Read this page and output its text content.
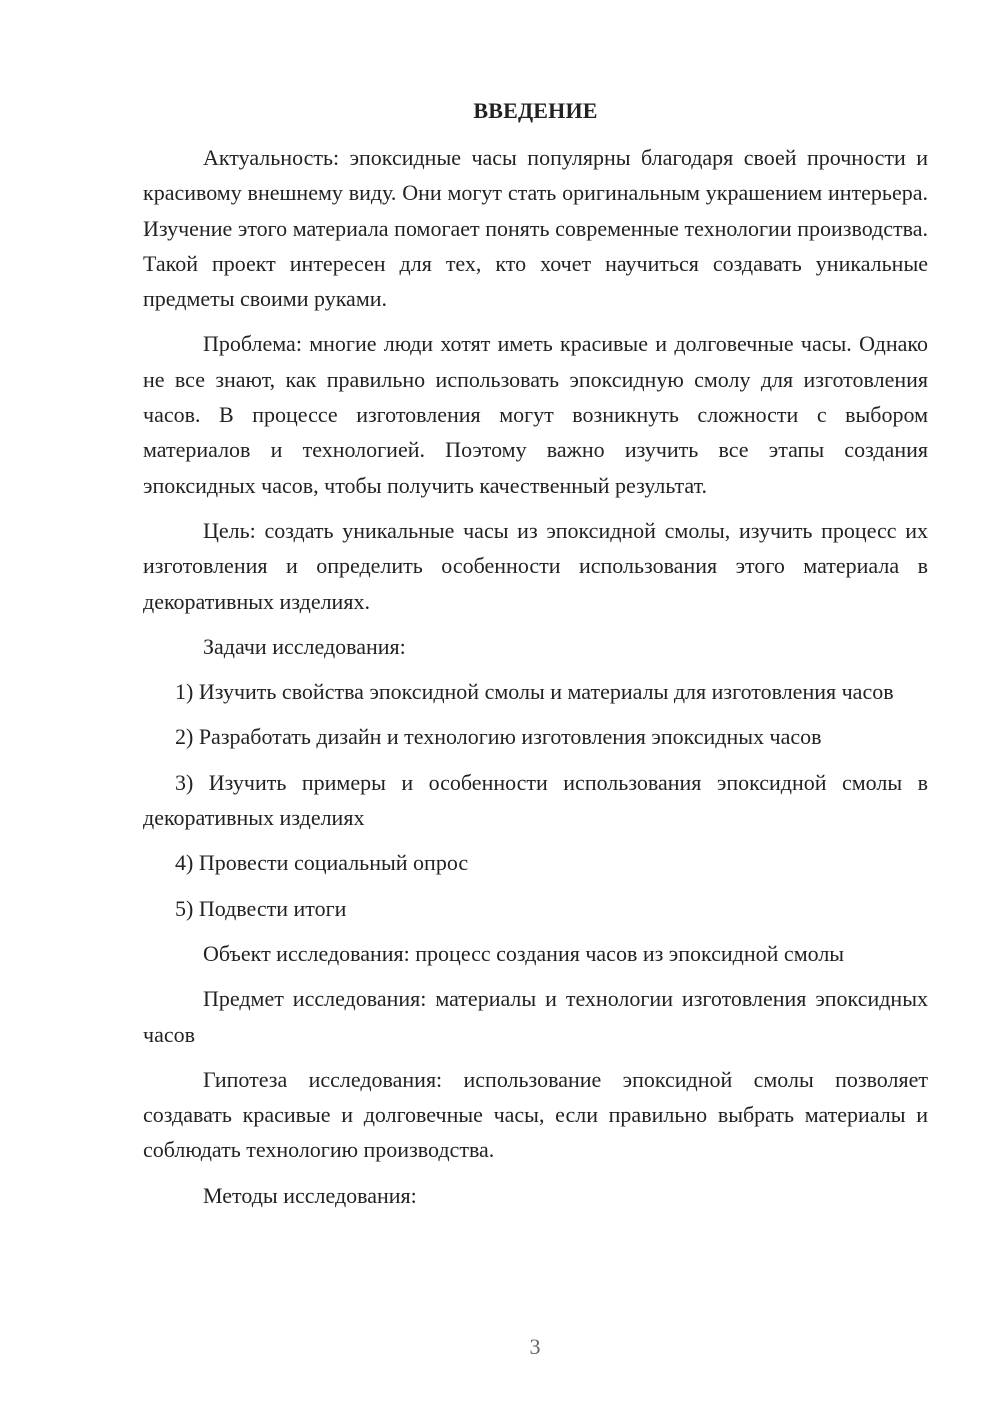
ВВЕДЕНИЕ

Актуальность: эпоксидные часы популярны благодаря своей прочности и красивому внешнему виду. Они могут стать оригинальным украшением интерьера. Изучение этого материала помогает понять современные технологии производства. Такой проект интересен для тех, кто хочет научиться создавать уникальные предметы своими руками.

Проблема: многие люди хотят иметь красивые и долговечные часы. Однако не все знают, как правильно использовать эпоксидную смолу для изготовления часов. В процессе изготовления могут возникнуть сложности с выбором материалов и технологией. Поэтому важно изучить все этапы создания эпоксидных часов, чтобы получить качественный результат.

Цель: создать уникальные часы из эпоксидной смолы, изучить процесс их изготовления и определить особенности использования этого материала в декоративных изделиях.

Задачи исследования:

1) Изучить свойства эпоксидной смолы и материалы для изготовления часов

2) Разработать дизайн и технологию изготовления эпоксидных часов

3) Изучить примеры и особенности использования эпоксидной смолы в декоративных изделиях

4) Провести социальный опрос

5) Подвести итоги

Объект исследования: процесс создания часов из эпоксидной смолы

Предмет исследования: материалы и технологии изготовления эпоксидных часов

Гипотеза исследования: использование эпоксидной смолы позволяет создавать красивые и долговечные часы, если правильно выбрать материалы и соблюдать технологию производства.

Методы исследования:

3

Required task
Where a line holds the string "технологию", copy that line.

Solved problem
2) Разработать дизайн и технологию изготовления эпоксидных часов
Гипотеза исследования: использование эпоксидной смолы позволяет создавать красивые и долговечные часы, если правильно выбрать материалы и соблюдать технологию производства.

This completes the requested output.